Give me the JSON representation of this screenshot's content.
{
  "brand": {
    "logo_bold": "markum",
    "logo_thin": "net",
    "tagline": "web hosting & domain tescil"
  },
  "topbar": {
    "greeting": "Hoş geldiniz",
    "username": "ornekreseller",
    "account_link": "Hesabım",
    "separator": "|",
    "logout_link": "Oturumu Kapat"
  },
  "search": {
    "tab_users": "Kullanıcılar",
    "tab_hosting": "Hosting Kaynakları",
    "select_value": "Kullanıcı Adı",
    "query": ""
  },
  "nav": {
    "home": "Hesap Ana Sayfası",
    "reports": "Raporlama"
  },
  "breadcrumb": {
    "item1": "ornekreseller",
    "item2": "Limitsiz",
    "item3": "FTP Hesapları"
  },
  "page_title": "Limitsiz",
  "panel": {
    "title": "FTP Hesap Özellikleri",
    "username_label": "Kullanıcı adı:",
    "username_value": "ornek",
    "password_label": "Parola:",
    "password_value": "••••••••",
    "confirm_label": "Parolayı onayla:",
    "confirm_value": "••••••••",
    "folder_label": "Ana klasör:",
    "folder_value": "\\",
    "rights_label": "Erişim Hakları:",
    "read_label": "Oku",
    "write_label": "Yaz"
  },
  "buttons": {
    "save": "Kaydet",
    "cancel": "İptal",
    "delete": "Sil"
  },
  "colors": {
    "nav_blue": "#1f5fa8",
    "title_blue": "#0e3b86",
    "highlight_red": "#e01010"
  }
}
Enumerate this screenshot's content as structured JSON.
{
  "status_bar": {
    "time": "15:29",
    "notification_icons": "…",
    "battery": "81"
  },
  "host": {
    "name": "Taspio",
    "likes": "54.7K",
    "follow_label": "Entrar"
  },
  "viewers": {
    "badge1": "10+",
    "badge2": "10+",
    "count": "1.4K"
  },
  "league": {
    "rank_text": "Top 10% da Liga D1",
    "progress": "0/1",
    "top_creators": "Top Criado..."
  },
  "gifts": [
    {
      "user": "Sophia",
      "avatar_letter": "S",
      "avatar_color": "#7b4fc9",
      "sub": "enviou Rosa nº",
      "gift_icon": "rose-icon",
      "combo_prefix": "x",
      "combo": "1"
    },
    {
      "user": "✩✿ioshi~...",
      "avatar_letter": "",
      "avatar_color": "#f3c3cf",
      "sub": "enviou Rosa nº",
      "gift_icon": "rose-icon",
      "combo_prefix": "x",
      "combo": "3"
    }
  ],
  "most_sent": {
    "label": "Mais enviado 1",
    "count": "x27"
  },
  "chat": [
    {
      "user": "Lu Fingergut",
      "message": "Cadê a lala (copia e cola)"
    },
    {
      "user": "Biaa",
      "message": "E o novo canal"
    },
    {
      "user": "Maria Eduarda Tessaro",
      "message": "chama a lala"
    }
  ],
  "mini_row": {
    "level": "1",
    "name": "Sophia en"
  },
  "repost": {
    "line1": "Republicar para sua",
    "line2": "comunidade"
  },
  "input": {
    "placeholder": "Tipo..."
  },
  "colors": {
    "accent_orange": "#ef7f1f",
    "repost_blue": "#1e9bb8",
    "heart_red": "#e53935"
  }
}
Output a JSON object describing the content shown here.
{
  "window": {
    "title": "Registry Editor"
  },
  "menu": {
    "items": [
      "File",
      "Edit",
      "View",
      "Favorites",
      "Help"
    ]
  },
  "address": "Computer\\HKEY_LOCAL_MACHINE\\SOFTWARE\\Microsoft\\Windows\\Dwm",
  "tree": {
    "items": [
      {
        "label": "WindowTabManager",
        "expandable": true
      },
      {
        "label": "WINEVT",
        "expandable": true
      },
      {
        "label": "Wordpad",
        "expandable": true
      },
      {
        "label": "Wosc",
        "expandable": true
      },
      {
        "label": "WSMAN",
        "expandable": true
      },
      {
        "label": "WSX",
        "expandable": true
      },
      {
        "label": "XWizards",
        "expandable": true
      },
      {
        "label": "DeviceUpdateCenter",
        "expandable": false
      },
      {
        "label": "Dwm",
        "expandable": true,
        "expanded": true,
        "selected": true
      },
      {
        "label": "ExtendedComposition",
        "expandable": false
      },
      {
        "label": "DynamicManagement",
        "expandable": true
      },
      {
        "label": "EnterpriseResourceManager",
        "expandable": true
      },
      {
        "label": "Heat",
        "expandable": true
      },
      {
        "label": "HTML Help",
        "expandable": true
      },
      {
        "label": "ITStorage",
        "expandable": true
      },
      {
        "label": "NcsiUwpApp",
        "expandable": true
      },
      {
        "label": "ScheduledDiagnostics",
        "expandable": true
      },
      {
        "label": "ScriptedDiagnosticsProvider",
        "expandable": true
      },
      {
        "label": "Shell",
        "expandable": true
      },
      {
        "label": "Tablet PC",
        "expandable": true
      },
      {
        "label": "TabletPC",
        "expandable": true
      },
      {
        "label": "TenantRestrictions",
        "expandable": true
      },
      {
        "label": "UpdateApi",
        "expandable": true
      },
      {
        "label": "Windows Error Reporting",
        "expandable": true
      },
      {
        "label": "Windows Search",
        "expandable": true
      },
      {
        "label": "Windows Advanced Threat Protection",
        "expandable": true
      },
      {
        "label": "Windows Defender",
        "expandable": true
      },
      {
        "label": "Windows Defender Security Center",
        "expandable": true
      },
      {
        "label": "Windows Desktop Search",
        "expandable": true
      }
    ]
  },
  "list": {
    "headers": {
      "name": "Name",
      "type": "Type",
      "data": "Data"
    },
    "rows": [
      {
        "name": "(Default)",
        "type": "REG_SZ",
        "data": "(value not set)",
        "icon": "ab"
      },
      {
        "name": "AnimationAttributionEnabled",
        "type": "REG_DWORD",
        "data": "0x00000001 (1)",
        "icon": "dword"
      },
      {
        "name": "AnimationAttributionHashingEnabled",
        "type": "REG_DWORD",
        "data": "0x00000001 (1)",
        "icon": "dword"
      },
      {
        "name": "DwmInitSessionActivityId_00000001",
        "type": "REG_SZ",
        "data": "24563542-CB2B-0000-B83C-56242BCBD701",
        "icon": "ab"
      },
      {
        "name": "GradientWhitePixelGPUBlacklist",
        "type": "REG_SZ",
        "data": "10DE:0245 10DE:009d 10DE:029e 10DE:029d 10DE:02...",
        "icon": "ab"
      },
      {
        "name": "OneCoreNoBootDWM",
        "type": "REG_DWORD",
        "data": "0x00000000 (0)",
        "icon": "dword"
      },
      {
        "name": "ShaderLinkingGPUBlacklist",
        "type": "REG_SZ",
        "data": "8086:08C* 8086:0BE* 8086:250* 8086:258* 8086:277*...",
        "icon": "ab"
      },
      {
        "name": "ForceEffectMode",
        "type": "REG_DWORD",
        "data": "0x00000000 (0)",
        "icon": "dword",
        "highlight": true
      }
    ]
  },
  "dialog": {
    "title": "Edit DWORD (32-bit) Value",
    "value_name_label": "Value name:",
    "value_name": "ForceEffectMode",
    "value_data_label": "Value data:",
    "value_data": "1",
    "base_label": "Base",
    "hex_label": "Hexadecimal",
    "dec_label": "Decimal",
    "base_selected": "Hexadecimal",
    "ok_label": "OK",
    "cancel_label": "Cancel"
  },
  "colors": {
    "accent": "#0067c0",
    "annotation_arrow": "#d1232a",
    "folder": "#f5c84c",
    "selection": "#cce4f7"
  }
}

__EXERCISE REQUIREMENTS__. Extract every line containing the string "Limitsiz" from the material.

__FULL SOLUTION__.
    "item2": "Limitsiz",
  "page_title": "Limitsiz",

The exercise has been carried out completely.